### Extracted records
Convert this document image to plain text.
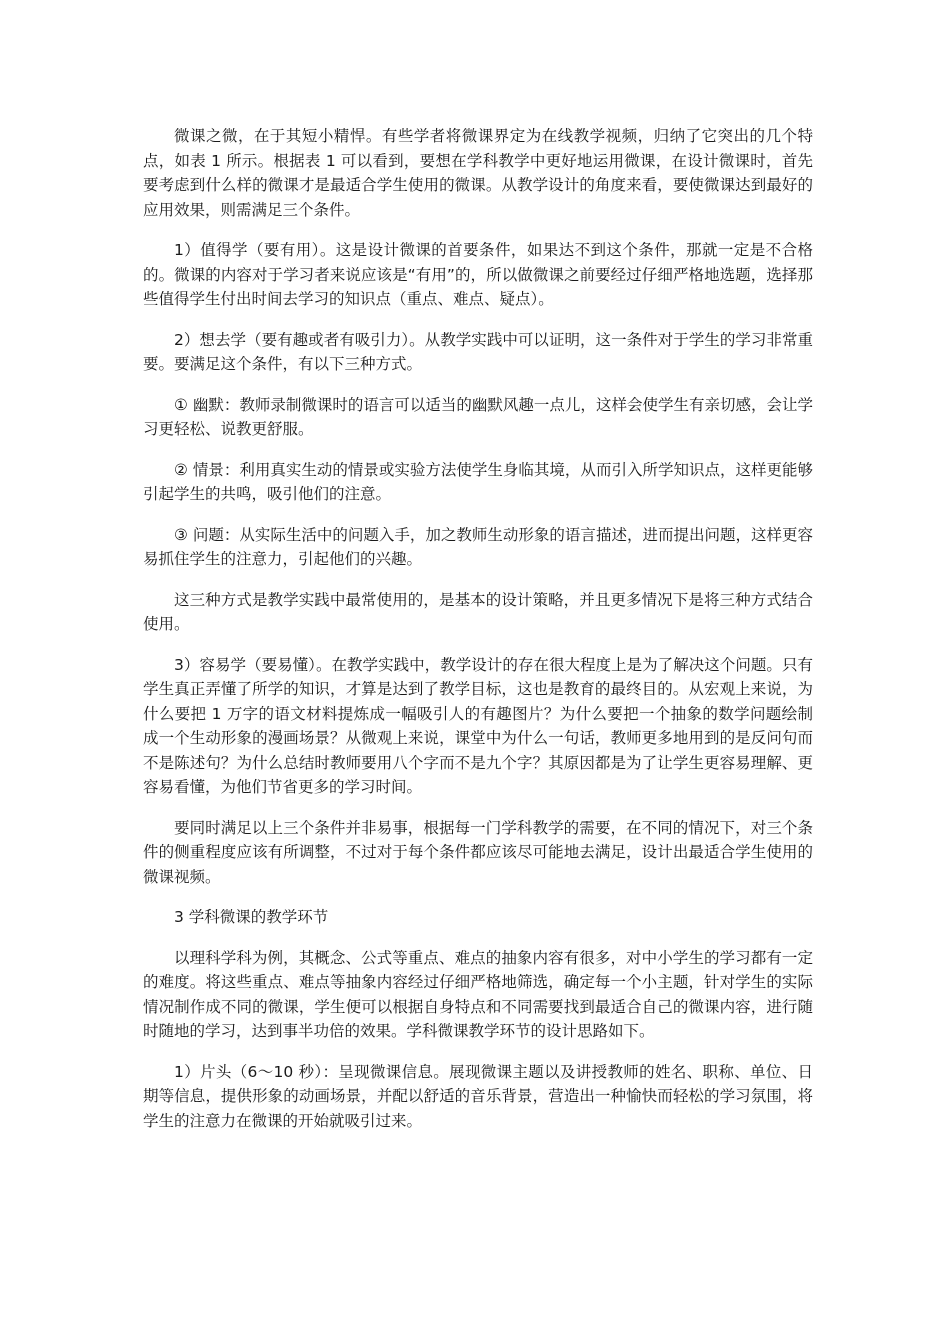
微课之微，在于其短小精悍。有些学者将微课界定为在线教学视频，归纳了它突出的几个特点，如表 1 所示。根据表 1 可以看到，要想在学科教学中更好地运用微课，在设计微课时，首先要考虑到什么样的微课才是最适合学生使用的微课。从教学设计的角度来看，要使微课达到最好的应用效果，则需满足三个条件。

1）值得学（要有用）。这是设计微课的首要条件，如果达不到这个条件，那就一定是不合格的。微课的内容对于学习者来说应该是“有用”的，所以做微课之前要经过仔细严格地选题，选择那些值得学生付出时间去学习的知识点（重点、难点、疑点）。

2）想去学（要有趣或者有吸引力）。从教学实践中可以证明，这一条件对于学生的学习非常重要。要满足这个条件，有以下三种方式。

① 幽默：教师录制微课时的语言可以适当的幽默风趣一点儿，这样会使学生有亲切感，会让学习更轻松、说教更舒服。

② 情景：利用真实生动的情景或实验方法使学生身临其境，从而引入所学知识点，这样更能够引起学生的共鸣，吸引他们的注意。

③ 问题：从实际生活中的问题入手，加之教师生动形象的语言描述，进而提出问题，这样更容易抓住学生的注意力，引起他们的兴趣。

这三种方式是教学实践中最常使用的，是基本的设计策略，并且更多情况下是将三种方式结合使用。

3）容易学（要易懂）。在教学实践中，教学设计的存在很大程度上是为了解决这个问题。只有学生真正弄懂了所学的知识，才算是达到了教学目标，这也是教育的最终目的。从宏观上来说，为什么要把 1 万字的语文材料提炼成一幅吸引人的有趣图片？为什么要把一个抽象的数学问题绘制成一个生动形象的漫画场景？从微观上来说，课堂中为什么一句话，教师更多地用到的是反问句而不是陈述句？为什么总结时教师要用八个字而不是九个字？其原因都是为了让学生更容易理解、更容易看懂，为他们节省更多的学习时间。

要同时满足以上三个条件并非易事，根据每一门学科教学的需要，在不同的情况下，对三个条件的侧重程度应该有所调整，不过对于每个条件都应该尽可能地去满足，设计出最适合学生使用的微课视频。

3 学科微课的教学环节

以理科学科为例，其概念、公式等重点、难点的抽象内容有很多，对中小学生的学习都有一定的难度。将这些重点、难点等抽象内容经过仔细严格地筛选，确定每一个小主题，针对学生的实际情况制作成不同的微课，学生便可以根据自身特点和不同需要找到最适合自己的微课内容，进行随时随地的学习，达到事半功倍的效果。学科微课教学环节的设计思路如下。

1）片头（6～10 秒）：呈现微课信息。展现微课主题以及讲授教师的姓名、职称、单位、日期等信息，提供形象的动画场景，并配以舒适的音乐背景，营造出一种愉快而轻松的学习氛围，将学生的注意力在微课的开始就吸引过来。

### What is expected
Except for the pictures, copy every line of the records above exactly.

### Answer for this exercise
Convert this document image to plain text.
微课之微，在于其短小精悍。有些学者将微课界定为在线教学视频，归纳了它突出的几个特点，如表 1 所示。根据表 1 可以看到，要想在学科教学中更好地运用微课，在设计微课时，首先要考虑到什么样的微课才是最适合学生使用的微课。从教学设计的角度来看，要使微课达到最好的应用效果，则需满足三个条件。

1）值得学（要有用）。这是设计微课的首要条件，如果达不到这个条件，那就一定是不合格的。微课的内容对于学习者来说应该是“有用”的，所以做微课之前要经过仔细严格地选题，选择那些值得学生付出时间去学习的知识点（重点、难点、疑点）。

2）想去学（要有趣或者有吸引力）。从教学实践中可以证明，这一条件对于学生的学习非常重要。要满足这个条件，有以下三种方式。

① 幽默：教师录制微课时的语言可以适当的幽默风趣一点儿，这样会使学生有亲切感，会让学习更轻松、说教更舒服。

② 情景：利用真实生动的情景或实验方法使学生身临其境，从而引入所学知识点，这样更能够引起学生的共鸣，吸引他们的注意。

③ 问题：从实际生活中的问题入手，加之教师生动形象的语言描述，进而提出问题，这样更容易抓住学生的注意力，引起他们的兴趣。

这三种方式是教学实践中最常使用的，是基本的设计策略，并且更多情况下是将三种方式结合使用。

3）容易学（要易懂）。在教学实践中，教学设计的存在很大程度上是为了解决这个问题。只有学生真正弄懂了所学的知识，才算是达到了教学目标，这也是教育的最终目的。从宏观上来说，为什么要把 1 万字的语文材料提炼成一幅吸引人的有趣图片？为什么要把一个抽象的数学问题绘制成一个生动形象的漫画场景？从微观上来说，课堂中为什么一句话，教师更多地用到的是反问句而不是陈述句？为什么总结时教师要用八个字而不是九个字？其原因都是为了让学生更容易理解、更容易看懂，为他们节省更多的学习时间。

要同时满足以上三个条件并非易事，根据每一门学科教学的需要，在不同的情况下，对三个条件的侧重程度应该有所调整，不过对于每个条件都应该尽可能地去满足，设计出最适合学生使用的微课视频。

3 学科微课的教学环节

以理科学科为例，其概念、公式等重点、难点的抽象内容有很多，对中小学生的学习都有一定的难度。将这些重点、难点等抽象内容经过仔细严格地筛选，确定每一个小主题，针对学生的实际情况制作成不同的微课，学生便可以根据自身特点和不同需要找到最适合自己的微课内容，进行随时随地的学习，达到事半功倍的效果。学科微课教学环节的设计思路如下。

1）片头（6～10 秒）：呈现微课信息。展现微课主题以及讲授教师的姓名、职称、单位、日期等信息，提供形象的动画场景，并配以舒适的音乐背景，营造出一种愉快而轻松的学习氛围，将学生的注意力在微课的开始就吸引过来。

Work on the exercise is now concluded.